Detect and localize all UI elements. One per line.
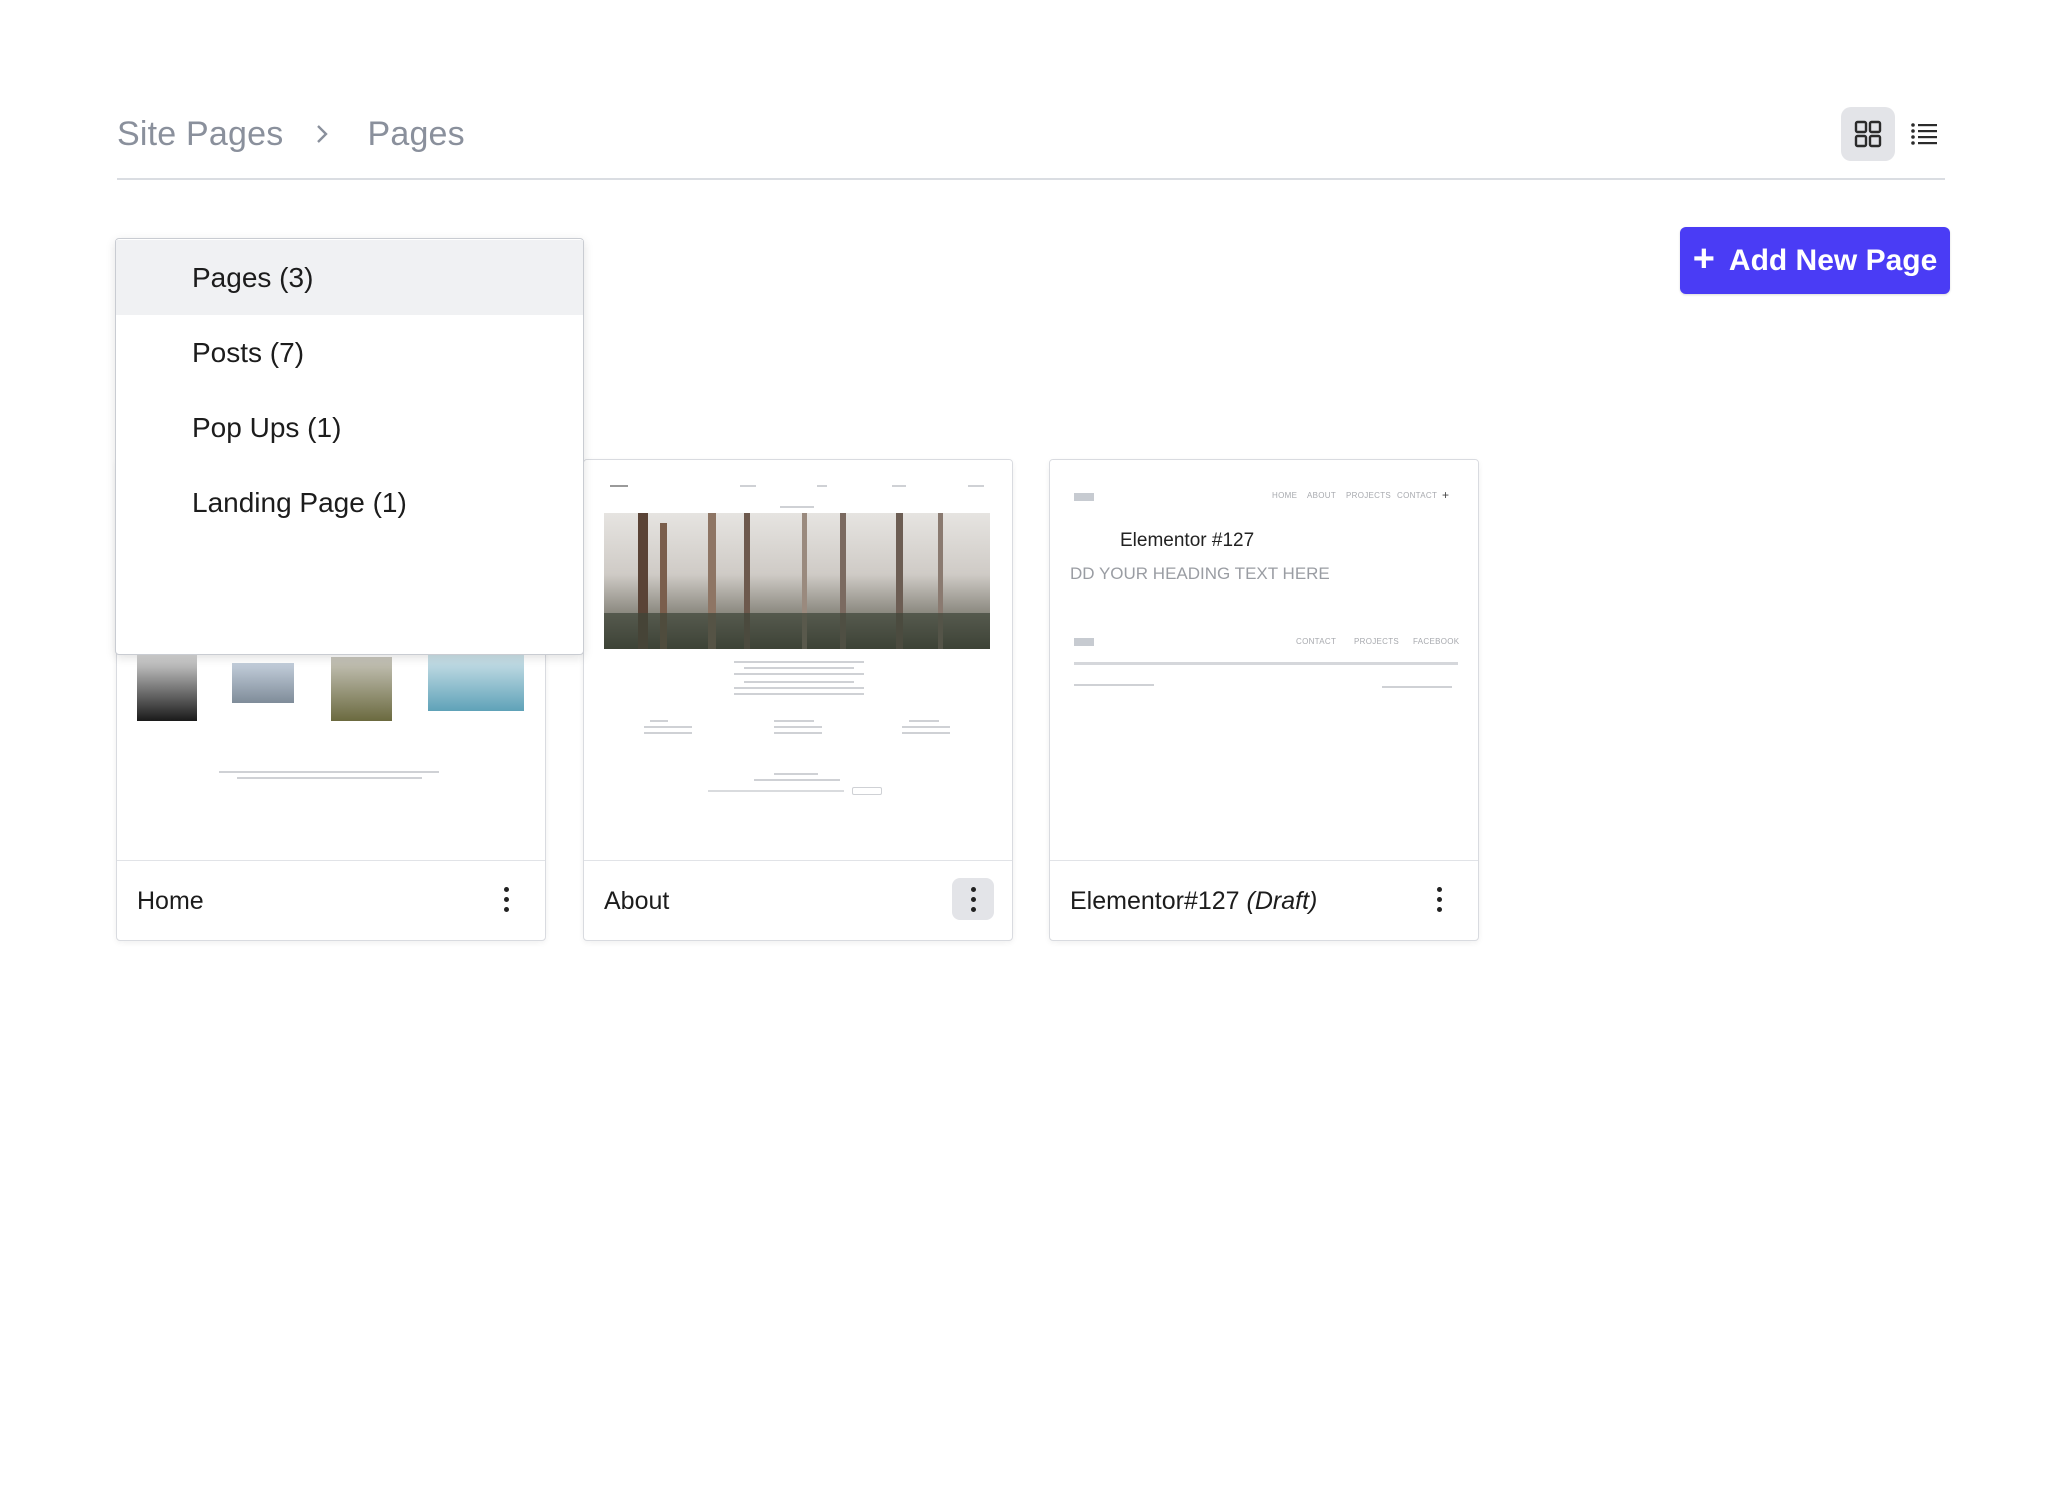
more-vertical-icon <box>1436 884 1442 914</box>
thumb-divider <box>1074 662 1458 665</box>
add-new-page-label: Add New Page <box>1728 243 1938 277</box>
thumb-image-3 <box>331 657 392 721</box>
draft-status: (Draft) <box>1246 886 1318 915</box>
more-vertical-icon <box>503 884 509 914</box>
breadcrumb: Site Pages Pages <box>117 112 465 156</box>
thumb-footer-contact: CONTACT <box>1296 637 1337 646</box>
thumb-subheading: DD YOUR HEADING TEXT HERE <box>1070 564 1330 583</box>
thumb-image-4 <box>428 655 524 711</box>
page-card-title: About <box>604 886 670 915</box>
thumb-nav-about: ABOUT <box>1307 491 1337 500</box>
thumb-footer-projects: PROJECTS <box>1354 637 1400 646</box>
more-options-button[interactable] <box>1418 878 1460 920</box>
thumb-image-2 <box>232 663 294 703</box>
thumb-image-1 <box>137 655 197 721</box>
page-thumbnail-about <box>584 460 1012 860</box>
thumb-nav-projects: PROJECTS <box>1346 491 1392 500</box>
post-type-dropdown: Pages (3) Posts (7) Pop Ups (1) Landing … <box>115 238 584 655</box>
more-options-button[interactable] <box>485 878 527 920</box>
list-view-button[interactable] <box>1897 107 1951 161</box>
header-divider <box>117 178 1945 180</box>
breadcrumb-site-pages[interactable]: Site Pages <box>117 115 283 154</box>
more-options-button[interactable] <box>952 878 994 920</box>
thumb-plus-icon: + <box>1442 488 1450 502</box>
add-new-page-button[interactable]: + Add New Page <box>1680 227 1950 294</box>
page-thumbnail-elementor: HOME ABOUT PROJECTS CONTACT + Elementor … <box>1050 460 1478 860</box>
page-card-elementor-127[interactable]: HOME ABOUT PROJECTS CONTACT + Elementor … <box>1049 459 1479 941</box>
dropdown-item-posts[interactable]: Posts (7) <box>116 315 583 390</box>
dropdown-item-pop-ups[interactable]: Pop Ups (1) <box>116 390 583 465</box>
thumb-nav-contact: CONTACT <box>1397 491 1438 500</box>
thumb-footer-facebook: FACEBOOK <box>1413 637 1460 646</box>
page-card-about[interactable]: About <box>583 459 1013 941</box>
page-card-title: Elementor#127 (Draft) <box>1070 886 1318 915</box>
list-icon <box>1911 123 1937 145</box>
page-card-title: Home <box>137 886 204 915</box>
thumb-heading: Elementor #127 <box>1120 530 1255 551</box>
dropdown-item-landing-page[interactable]: Landing Page (1) <box>116 465 583 540</box>
grid-view-button[interactable] <box>1841 107 1895 161</box>
dropdown-item-pages[interactable]: Pages (3) <box>116 240 583 315</box>
breadcrumb-pages: Pages <box>367 114 465 153</box>
more-vertical-icon <box>970 884 976 914</box>
chevron-right-icon <box>311 123 333 145</box>
thumb-footer-logo <box>1074 638 1094 646</box>
plus-icon: + <box>1692 238 1715 280</box>
grid-icon <box>1854 120 1882 148</box>
thumb-logo <box>1074 493 1094 501</box>
thumb-nav-home: HOME <box>1272 491 1298 500</box>
forest-photo <box>604 513 990 649</box>
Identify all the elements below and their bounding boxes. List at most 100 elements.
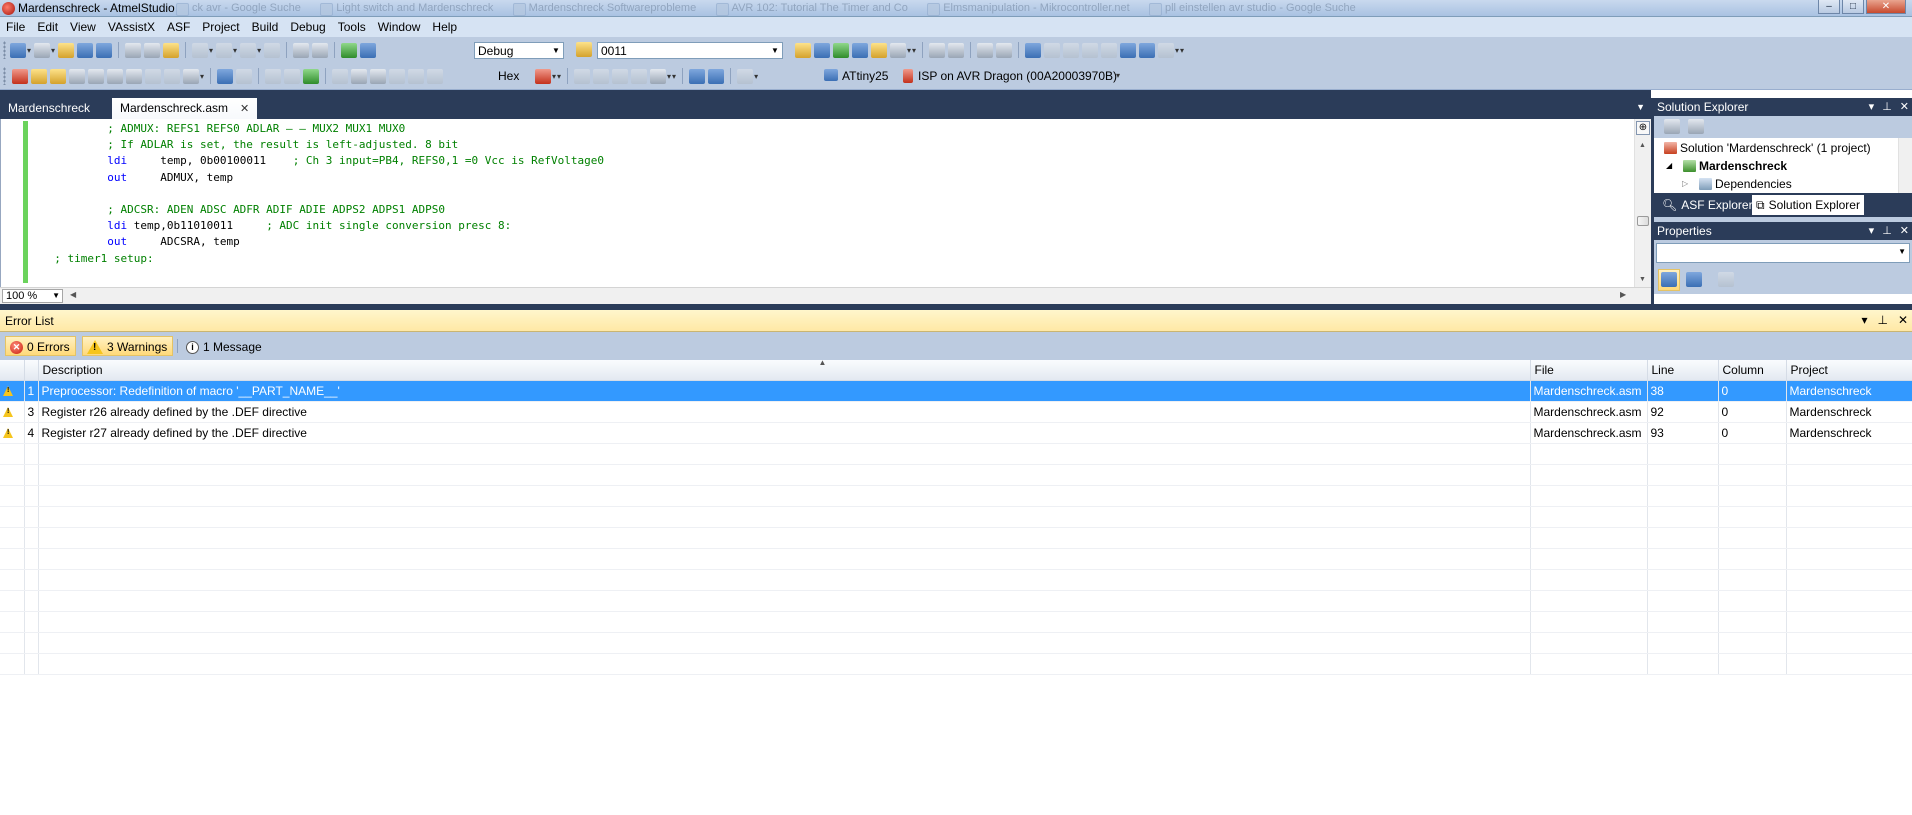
chevron-down-icon[interactable]: ▾ xyxy=(257,46,261,55)
step-out-icon[interactable] xyxy=(351,68,368,84)
chevron-down-icon[interactable]: ▼ xyxy=(550,44,562,57)
pause-icon[interactable] xyxy=(284,68,301,84)
memory-window-icon[interactable] xyxy=(574,68,591,84)
tool-selector[interactable]: ISP on AVR Dragon (00A20003970B) xyxy=(918,69,1117,83)
processor-view-icon[interactable] xyxy=(650,68,667,84)
toolbar-overflow-icon[interactable]: ▾ xyxy=(672,72,676,81)
tab-solution-explorer[interactable]: ⧉ Solution Explorer xyxy=(1752,195,1864,215)
chevron-down-icon[interactable]: ▾ xyxy=(552,72,556,81)
expand-collapse-icon[interactable]: ◢ xyxy=(1666,161,1680,170)
show-all-files-icon[interactable] xyxy=(1664,119,1680,134)
menu-view[interactable]: View xyxy=(64,17,102,34)
list-icon[interactable] xyxy=(183,68,199,84)
continue-icon[interactable] xyxy=(303,68,320,84)
menu-vassistx[interactable]: VAssistX xyxy=(102,17,161,34)
open-folder-icon[interactable] xyxy=(31,68,47,84)
column-header-number[interactable] xyxy=(24,360,39,381)
column-header-description[interactable]: Description ▲ xyxy=(38,358,1531,381)
code-text[interactable]: ; ADMUX: REFS1 REFS0 ADLAR – – MUX2 MUX1… xyxy=(41,121,1621,267)
cut-icon[interactable] xyxy=(125,42,142,58)
code-line[interactable]: ldi temp,0b11010011 ; ADC init single co… xyxy=(41,218,1621,234)
column-header-file[interactable]: File xyxy=(1530,360,1648,381)
atmel-studio-app-icon[interactable] xyxy=(2,2,15,15)
outdent-icon[interactable] xyxy=(948,42,965,58)
chevron-down-icon[interactable]: ▾ xyxy=(200,72,204,81)
close-tab-icon[interactable]: ✕ xyxy=(240,103,249,115)
copy-icon[interactable] xyxy=(144,42,161,58)
start-without-debugging-icon[interactable] xyxy=(360,42,377,58)
column-header-column[interactable]: Column xyxy=(1718,360,1787,381)
close-panel-icon[interactable]: ✕ xyxy=(1900,224,1909,237)
previous-bookmark-in-document-icon[interactable] xyxy=(1120,42,1137,58)
show-next-statement-icon[interactable] xyxy=(389,68,406,84)
properties-object-select[interactable]: ▼ xyxy=(1656,243,1910,263)
close-window-button[interactable]: ✕ xyxy=(1866,0,1906,14)
messages-filter-toggle[interactable]: i 1 Message xyxy=(182,336,267,356)
editor-vertical-scrollbar[interactable]: ⊕ ▲ ▼ xyxy=(1634,119,1651,287)
break-all-icon[interactable] xyxy=(217,68,234,84)
settings-icon[interactable] xyxy=(69,68,85,84)
spell-check-icon[interactable] xyxy=(145,68,161,84)
next-bookmark-icon[interactable] xyxy=(1063,42,1080,58)
start-debugging-icon[interactable] xyxy=(341,42,358,58)
toolbar-grip[interactable] xyxy=(3,67,6,85)
save-all-icon[interactable] xyxy=(96,42,113,58)
io-view-icon[interactable] xyxy=(631,68,648,84)
error-list-row[interactable]: 1Preprocessor: Redefinition of macro '__… xyxy=(0,380,1912,402)
menu-file[interactable]: File xyxy=(0,17,31,34)
call-stack-icon[interactable] xyxy=(737,68,754,84)
tree-item-solution[interactable]: Solution 'Mardenschreck' (1 project) xyxy=(1664,139,1871,156)
chevron-down-icon[interactable]: ▾ xyxy=(51,46,55,55)
warnings-filter-toggle[interactable]: 3 Warnings xyxy=(82,336,174,356)
toolbar-overflow-icon[interactable]: ▾ xyxy=(1180,46,1184,55)
run-to-cursor-icon[interactable] xyxy=(370,68,387,84)
zoom-select[interactable]: 100 % ▼ xyxy=(2,289,63,303)
minimize-button[interactable]: – xyxy=(1818,0,1840,14)
paste-icon[interactable] xyxy=(163,42,180,58)
code-line[interactable] xyxy=(41,186,1621,202)
alphabetical-sort-icon[interactable] xyxy=(1686,272,1702,287)
registers-window-icon[interactable] xyxy=(593,68,610,84)
panel-menu-chevron-icon[interactable]: ▾ xyxy=(1861,313,1867,327)
menu-help[interactable]: Help xyxy=(426,17,463,34)
code-line[interactable]: out ADMUX, temp xyxy=(41,170,1621,186)
chevron-down-icon[interactable]: ▼ xyxy=(1898,247,1906,256)
restart-icon[interactable] xyxy=(427,68,444,84)
background-tab[interactable]: AVR 102: Tutorial The Timer and Co xyxy=(710,0,914,17)
find-results-icon[interactable] xyxy=(795,42,811,58)
close-panel-icon[interactable]: ✕ xyxy=(1900,100,1909,113)
code-icon[interactable] xyxy=(126,68,142,84)
tab-asf-explorer[interactable]: 🔍︎ ASF Explorer xyxy=(1658,195,1757,215)
step-over-icon[interactable] xyxy=(332,68,349,84)
device-chip-icon[interactable] xyxy=(824,69,838,81)
toolbar-overflow-icon[interactable]: ▾ xyxy=(557,72,561,81)
watch-window-icon[interactable] xyxy=(689,68,706,84)
pin-icon[interactable] xyxy=(50,68,66,84)
redo-icon[interactable] xyxy=(216,42,233,58)
disassembly-window-icon[interactable] xyxy=(612,68,629,84)
split-editor-icon[interactable]: ⊕ xyxy=(1636,121,1650,135)
chevron-down-icon[interactable]: ▾ xyxy=(209,46,213,55)
find-combo[interactable]: 0011 ▼ xyxy=(597,42,783,59)
find-icon[interactable] xyxy=(312,42,329,58)
tree-item-project[interactable]: ◢ Mardenschreck xyxy=(1666,157,1787,174)
code-line[interactable]: ; timer1 setup: xyxy=(41,251,1621,267)
properties-icon[interactable] xyxy=(852,42,868,58)
code-line[interactable]: ; ADCSR: ADEN ADSC ADFR ADIF ADIE ADPS2 … xyxy=(41,202,1621,218)
chevron-down-icon[interactable]: ▾ xyxy=(667,72,671,81)
tree-item-dependencies[interactable]: ▷ Dependencies xyxy=(1682,175,1792,192)
menu-edit[interactable]: Edit xyxy=(31,17,64,34)
navigate-forward-icon[interactable] xyxy=(264,42,281,58)
column-header-line[interactable]: Line xyxy=(1647,360,1719,381)
tool-icon[interactable] xyxy=(903,69,913,83)
chevron-down-icon[interactable]: ▾ xyxy=(907,46,911,55)
code-editor[interactable]: ; ADMUX: REFS1 REFS0 ADLAR – – MUX2 MUX1… xyxy=(0,119,1651,287)
property-pages-icon[interactable] xyxy=(1718,272,1734,287)
code-line[interactable]: ; ADMUX: REFS1 REFS0 ADLAR – – MUX2 MUX1… xyxy=(41,121,1621,137)
previous-bookmark-in-folder-icon[interactable] xyxy=(1082,42,1099,58)
object-browser-icon[interactable] xyxy=(871,42,887,58)
chevron-down-icon[interactable]: ▼ xyxy=(52,290,60,302)
build-icon[interactable] xyxy=(293,42,310,58)
menu-debug[interactable]: Debug xyxy=(284,17,331,34)
tab-overflow-chevron-icon[interactable]: ▼ xyxy=(1636,102,1645,112)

• Instruction: Copy word for word the lines from the line containing "more-vertical-icon <box>1436 884" through the line containing "thumb-subheading: DD YOUR", both included.

• Result below:
more-vertical-icon <box>1436 884 1442 914</box>
thumb-divider <box>1074 662 1458 665</box>
add-new-page-label: Add New Page <box>1728 243 1938 277</box>
thumb-image-3 <box>331 657 392 721</box>
draft-status: (Draft) <box>1246 886 1318 915</box>
more-vertical-icon <box>503 884 509 914</box>
breadcrumb: Site Pages Pages <box>117 112 465 156</box>
thumb-footer-contact: CONTACT <box>1296 637 1337 646</box>
thumb-subheading: DD YOUR HEADING TEXT HERE <box>1070 564 1330 583</box>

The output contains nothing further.